Task — Tally the lines that hold the string "decade", and reply with the count alone.

Data excerpts —
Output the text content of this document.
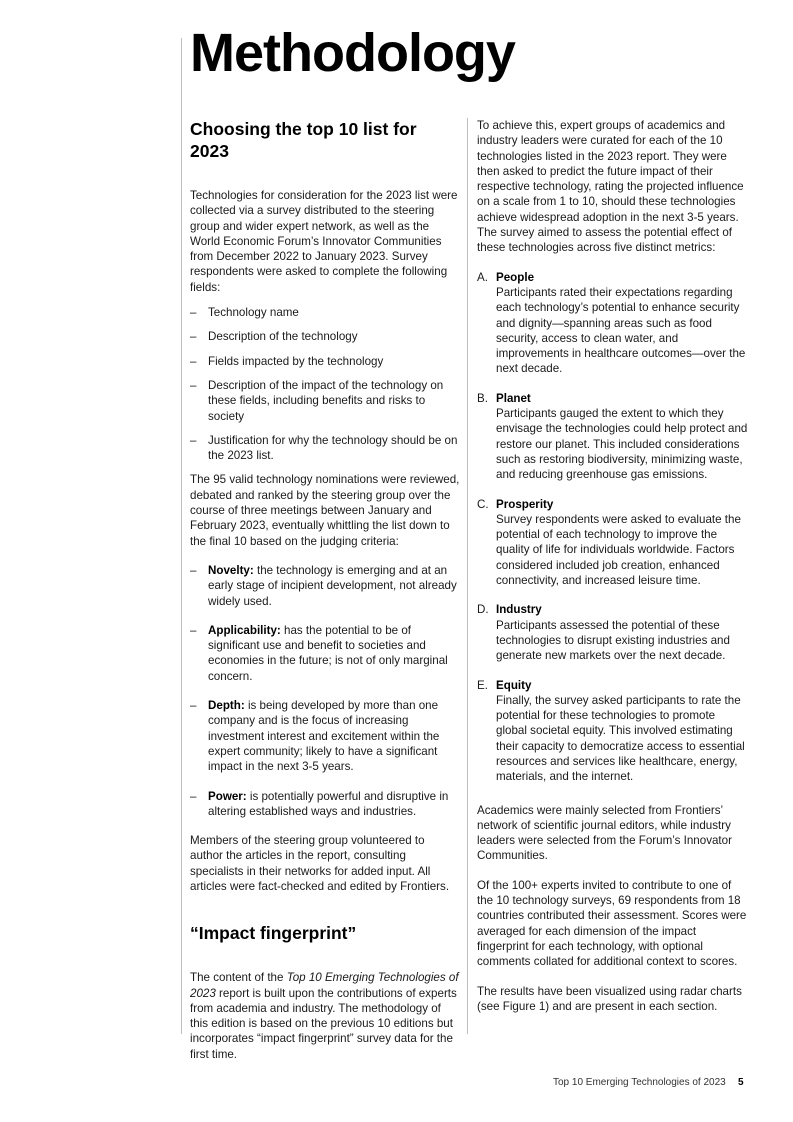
Methodology
Choosing the top 10 list for 2023

Technologies for consideration for the 2023 list were collected via a survey distributed to the steering group and wider expert network, as well as the World Economic Forum’s Innovator Communities from December 2022 to January 2023. Survey respondents were asked to complete the following fields:

– Technology name
– Description of the technology
– Fields impacted by the technology
– Description of the impact of the technology on these fields, including benefits and risks to society
– Justification for why the technology should be on the 2023 list.

The 95 valid technology nominations were reviewed, debated and ranked by the steering group over the course of three meetings between January and February 2023, eventually whittling the list down to the final 10 based on the judging criteria:

– Novelty: the technology is emerging and at an early stage of incipient development, not already widely used.
– Applicability: has the potential to be of significant use and benefit to societies and economies in the future; is not of only marginal concern.
– Depth: is being developed by more than one company and is the focus of increasing investment interest and excitement within the expert community; likely to have a significant impact in the next 3-5 years.
– Power: is potentially powerful and disruptive in altering established ways and industries.

Members of the steering group volunteered to author the articles in the report, consulting specialists in their networks for added input. All articles were fact-checked and edited by Frontiers.

“Impact fingerprint”

The content of the Top 10 Emerging Technologies of 2023 report is built upon the contributions of experts from academia and industry. The methodology of this edition is based on the previous 10 editions but incorporates “impact fingerprint” survey data for the first time.

To achieve this, expert groups of academics and industry leaders were curated for each of the 10 technologies listed in the 2023 report. They were then asked to predict the future impact of their respective technology, rating the projected influence on a scale from 1 to 10, should these technologies achieve widespread adoption in the next 3-5 years. The survey aimed to assess the potential effect of these technologies across five distinct metrics:

A. People
Participants rated their expectations regarding each technology’s potential to enhance security and dignity—spanning areas such as food security, access to clean water, and improvements in healthcare outcomes—over the next decade.
B. Planet
Participants gauged the extent to which they envisage the technologies could help protect and restore our planet. This included considerations such as restoring biodiversity, minimizing waste, and reducing greenhouse gas emissions.
C. Prosperity
Survey respondents were asked to evaluate the potential of each technology to improve the quality of life for individuals worldwide. Factors considered included job creation, enhanced connectivity, and increased leisure time.
D. Industry
Participants assessed the potential of these technologies to disrupt existing industries and generate new markets over the next decade.
E. Equity
Finally, the survey asked participants to rate the potential for these technologies to promote global societal equity. This involved estimating their capacity to democratize access to essential resources and services like healthcare, energy, materials, and the internet.

Academics were mainly selected from Frontiers’ network of scientific journal editors, while industry leaders were selected from the Forum’s Innovator Communities.

Of the 100+ experts invited to contribute to one of the 10 technology surveys, 69 respondents from 18 countries contributed their assessment. Scores were averaged for each dimension of the impact fingerprint for each technology, with optional comments collated for additional context to scores.

The results have been visualized using radar charts (see Figure 1) and are present in each section.

Top 10 Emerging Technologies of 2023 5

Written reply — 2